• Request: In the entries, find all lines that hold the word "Cortex" and copy them.

• Data for processing:

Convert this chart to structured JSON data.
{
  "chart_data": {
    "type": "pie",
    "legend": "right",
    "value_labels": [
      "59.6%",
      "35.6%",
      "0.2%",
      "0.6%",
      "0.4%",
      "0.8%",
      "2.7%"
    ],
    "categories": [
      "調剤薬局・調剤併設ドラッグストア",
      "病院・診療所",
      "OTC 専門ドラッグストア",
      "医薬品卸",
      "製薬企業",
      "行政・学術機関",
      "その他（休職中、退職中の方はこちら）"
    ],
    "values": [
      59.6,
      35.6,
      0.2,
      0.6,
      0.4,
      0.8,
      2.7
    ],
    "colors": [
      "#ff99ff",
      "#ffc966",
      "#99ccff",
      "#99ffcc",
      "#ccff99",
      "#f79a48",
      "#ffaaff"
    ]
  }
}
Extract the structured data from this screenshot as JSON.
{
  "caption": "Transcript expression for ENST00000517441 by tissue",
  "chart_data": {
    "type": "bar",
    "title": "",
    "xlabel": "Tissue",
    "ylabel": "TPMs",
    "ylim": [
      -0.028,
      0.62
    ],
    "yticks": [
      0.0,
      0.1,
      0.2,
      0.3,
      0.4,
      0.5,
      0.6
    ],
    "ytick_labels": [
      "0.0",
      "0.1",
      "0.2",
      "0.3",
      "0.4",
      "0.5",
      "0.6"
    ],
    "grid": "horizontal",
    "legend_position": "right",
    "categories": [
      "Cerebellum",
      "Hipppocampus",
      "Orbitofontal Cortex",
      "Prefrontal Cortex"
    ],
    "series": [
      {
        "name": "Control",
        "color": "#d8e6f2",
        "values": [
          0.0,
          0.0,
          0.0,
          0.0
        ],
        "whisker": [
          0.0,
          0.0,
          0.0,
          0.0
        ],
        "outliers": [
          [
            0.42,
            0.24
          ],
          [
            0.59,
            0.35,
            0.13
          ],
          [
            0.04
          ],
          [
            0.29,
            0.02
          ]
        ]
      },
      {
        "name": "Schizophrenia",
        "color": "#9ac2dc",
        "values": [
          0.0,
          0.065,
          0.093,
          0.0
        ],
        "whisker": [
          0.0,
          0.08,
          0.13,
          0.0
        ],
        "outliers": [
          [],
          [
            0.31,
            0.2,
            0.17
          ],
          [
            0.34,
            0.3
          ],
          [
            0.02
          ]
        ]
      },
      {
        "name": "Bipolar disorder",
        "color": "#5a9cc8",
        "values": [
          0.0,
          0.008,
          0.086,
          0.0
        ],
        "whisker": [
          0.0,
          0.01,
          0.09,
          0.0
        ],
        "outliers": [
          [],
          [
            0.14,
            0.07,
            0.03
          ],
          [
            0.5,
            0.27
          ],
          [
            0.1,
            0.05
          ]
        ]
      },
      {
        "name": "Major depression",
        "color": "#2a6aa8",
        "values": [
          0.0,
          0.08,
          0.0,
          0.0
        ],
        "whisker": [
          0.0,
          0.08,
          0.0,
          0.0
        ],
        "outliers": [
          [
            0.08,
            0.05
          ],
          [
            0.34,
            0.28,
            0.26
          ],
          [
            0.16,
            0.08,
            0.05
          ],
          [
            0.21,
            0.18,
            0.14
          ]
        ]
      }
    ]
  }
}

• Answer below:
      "Orbitofontal Cortex",
      "Prefrontal Cortex"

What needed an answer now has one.